§ AIM
Count the lines in the entries below that include the word "access". Give nothing but the number.

# START OF DATA FOR THIS EXERCISE

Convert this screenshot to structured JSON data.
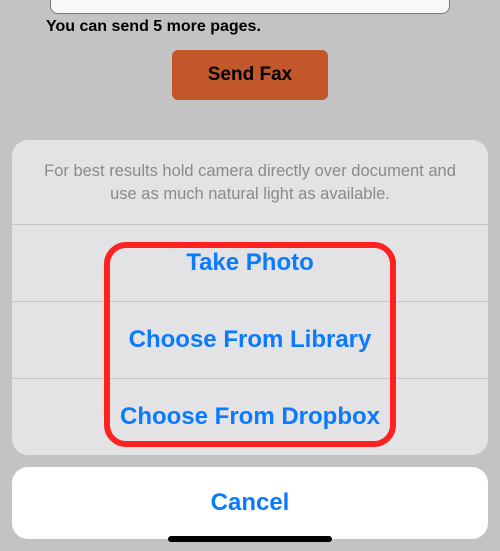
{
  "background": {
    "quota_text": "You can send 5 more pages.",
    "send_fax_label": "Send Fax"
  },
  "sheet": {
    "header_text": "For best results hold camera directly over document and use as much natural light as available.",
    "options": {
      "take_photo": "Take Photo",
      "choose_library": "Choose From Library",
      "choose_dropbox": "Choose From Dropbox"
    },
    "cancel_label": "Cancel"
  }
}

# END OF DATA FOR THIS EXERCISE
# START OF DATA FOR THIS EXERCISE

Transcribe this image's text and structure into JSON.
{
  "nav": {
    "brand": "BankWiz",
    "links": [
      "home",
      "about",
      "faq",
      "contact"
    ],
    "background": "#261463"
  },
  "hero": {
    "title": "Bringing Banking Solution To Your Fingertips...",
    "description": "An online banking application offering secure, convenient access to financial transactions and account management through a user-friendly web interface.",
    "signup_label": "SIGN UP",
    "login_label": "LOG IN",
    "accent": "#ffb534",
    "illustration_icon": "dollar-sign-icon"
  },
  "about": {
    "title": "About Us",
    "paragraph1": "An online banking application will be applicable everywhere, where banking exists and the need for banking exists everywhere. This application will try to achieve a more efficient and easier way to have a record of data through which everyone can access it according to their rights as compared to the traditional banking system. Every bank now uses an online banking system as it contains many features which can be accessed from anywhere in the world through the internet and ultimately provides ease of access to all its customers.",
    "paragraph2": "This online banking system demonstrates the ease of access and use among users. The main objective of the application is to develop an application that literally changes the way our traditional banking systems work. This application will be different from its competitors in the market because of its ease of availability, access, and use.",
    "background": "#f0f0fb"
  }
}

# END OF DATA FOR THIS EXERCISE

§ REPLY
3